#### Exercise instructions:
Only lines with the word "Gemeinschaft" are needed; collect each of them from the listing below.

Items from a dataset
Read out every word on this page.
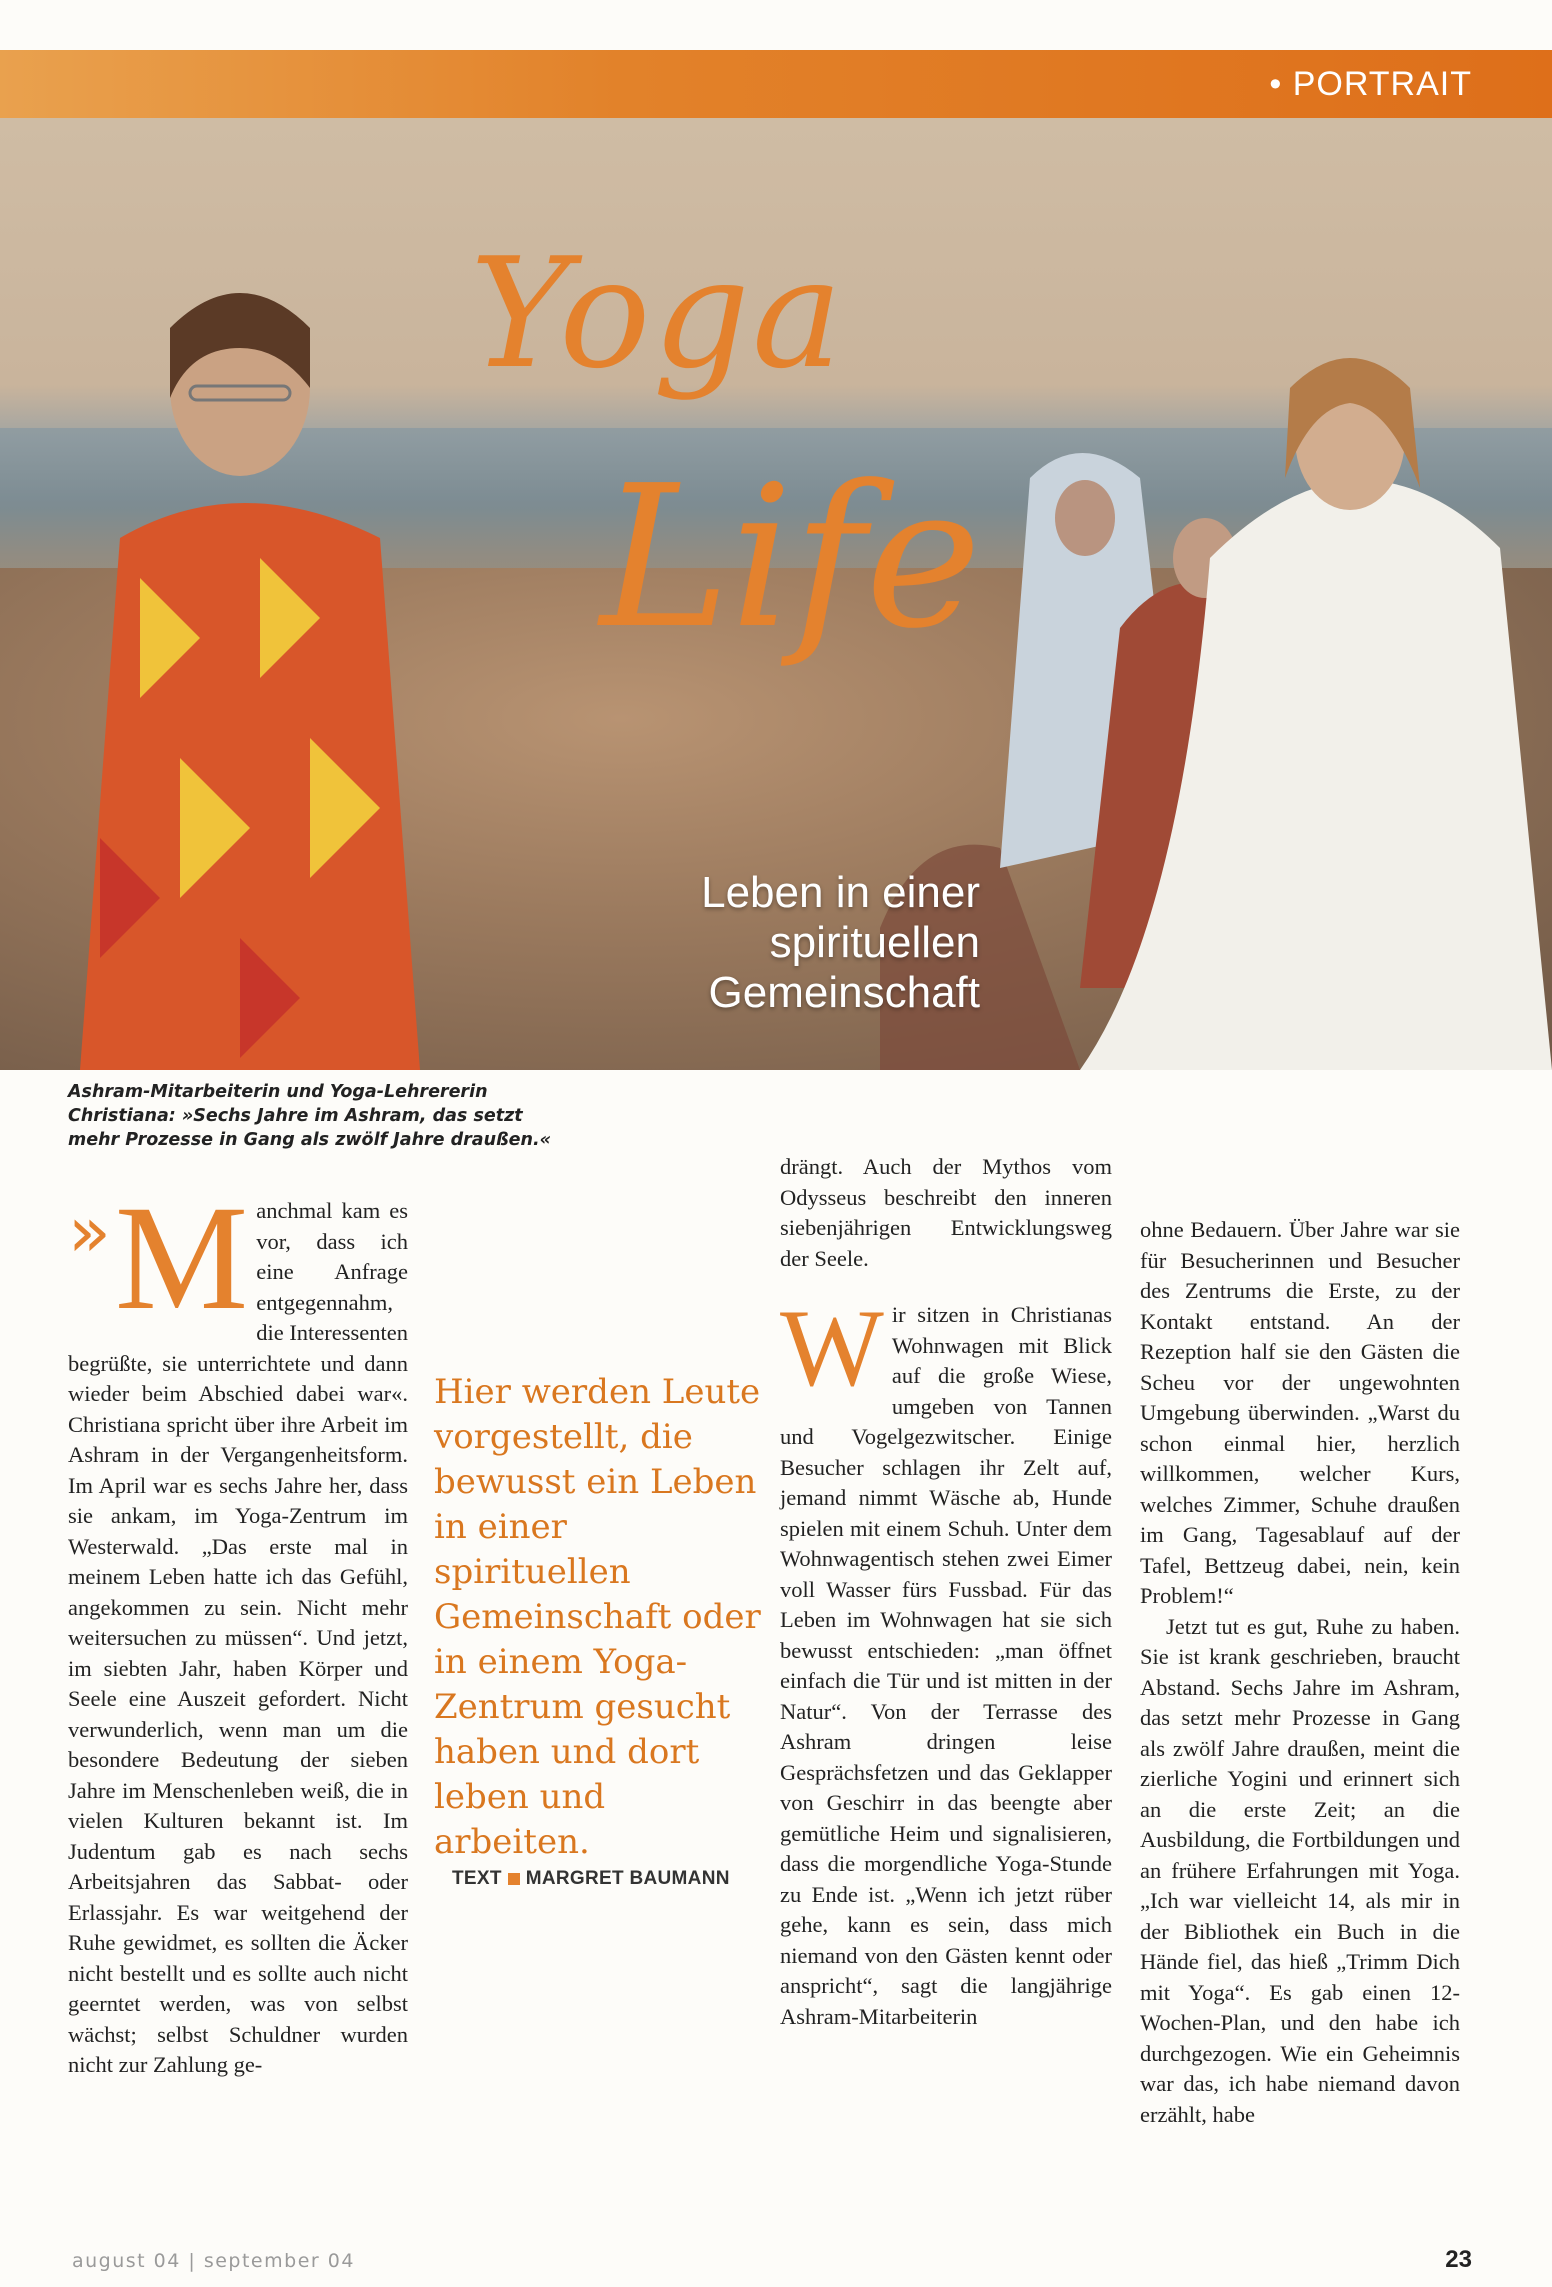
• PORTRAIT
Yoga
Life
Leben in einer
spirituellen
Gemeinschaft
Ashram-Mitarbeiterin und Yoga-Lehrererin Christiana: »Sechs Jahre im Ashram, das setzt mehr Prozesse in Gang als zwölf Jahre draußen.«
» M anchmal kam es vor, dass ich eine Anfrage entgegennahm, die Interessenten begrüßte, sie unterrichtete und dann wieder beim Abschied dabei war«. Christiana spricht über ihre Arbeit im Ashram in der Vergangenheitsform. Im April war es sechs Jahre her, dass sie ankam, im Yoga-Zentrum im Westerwald. „Das erste mal in meinem Leben hatte ich das Gefühl, angekommen zu sein. Nicht mehr weitersuchen zu müssen“. Und jetzt, im siebten Jahr, haben Körper und Seele eine Auszeit gefordert. Nicht verwunderlich, wenn man um die besondere Bedeutung der sieben Jahre im Menschenleben weiß, die in vielen Kulturen bekannt ist. Im Judentum gab es nach sechs Arbeitsjahren das Sabbat- oder Erlassjahr. Es war weitgehend der Ruhe gewidmet, es sollten die Äcker nicht bestellt und es sollte auch nicht geerntet werden, was von selbst wächst; selbst Schuldner wurden nicht zur Zahlung ge-

Hier werden Leute vorgestellt, die bewusst ein Leben in einer spirituellen Gemeinschaft oder in einem Yoga-Zentrum gesucht haben und dort leben und arbeiten.
TEXT MARGRET BAUMANN

drängt. Auch der Mythos vom Odysseus beschreibt den inneren siebenjährigen Entwicklungsweg der Seele.

W ir sitzen in Christianas Wohnwagen mit Blick auf die große Wiese, umgeben von Tannen und Vogelgezwitscher. Einige Besucher schlagen ihr Zelt auf, jemand nimmt Wäsche ab, Hunde spielen mit einem Schuh. Unter dem Wohnwagentisch stehen zwei Eimer voll Wasser fürs Fussbad. Für das Leben im Wohnwagen hat sie sich bewusst entschieden: „man öffnet einfach die Tür und ist mitten in der Natur“. Von der Terrasse des Ashram dringen leise Gesprächsfetzen und das Geklapper von Geschirr in das beengte aber gemütliche Heim und signalisieren, dass die morgendliche Yoga-Stunde zu Ende ist. „Wenn ich jetzt rüber gehe, kann es sein, dass mich niemand von den Gästen kennt oder anspricht“, sagt die langjährige Ashram-Mitarbeiterin

ohne Bedauern. Über Jahre war sie für Besucherinnen und Besucher des Zentrums die Erste, zu der Kontakt entstand. An der Rezeption half sie den Gästen die Scheu vor der ungewohnten Umgebung überwinden. „Warst du schon einmal hier, herzlich willkommen, welcher Kurs, welches Zimmer, Schuhe draußen im Gang, Tagesablauf auf der Tafel, Bettzeug dabei, nein, kein Problem!“

Jetzt tut es gut, Ruhe zu haben. Sie ist krank geschrieben, braucht Abstand. Sechs Jahre im Ashram, das setzt mehr Prozesse in Gang als zwölf Jahre draußen, meint die zierliche Yogini und erinnert sich an die erste Zeit; an die Ausbildung, die Fortbildungen und an frühere Erfahrungen mit Yoga. „Ich war vielleicht 14, als mir in der Bibliothek ein Buch in die Hände fiel, das hieß „Trimm Dich mit Yoga“. Es gab einen 12-Wochen-Plan, und den habe ich durchgezogen. Wie ein Geheimnis war das, ich habe niemand davon erzählt, habe

august 04 | september 04	23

#### Exercise solution:
Gemeinschaft
Hier werden Leute vorgestellt, die bewusst ein Leben in einer spirituellen Gemeinschaft oder in einem Yoga-Zentrum gesucht haben und dort leben und arbeiten.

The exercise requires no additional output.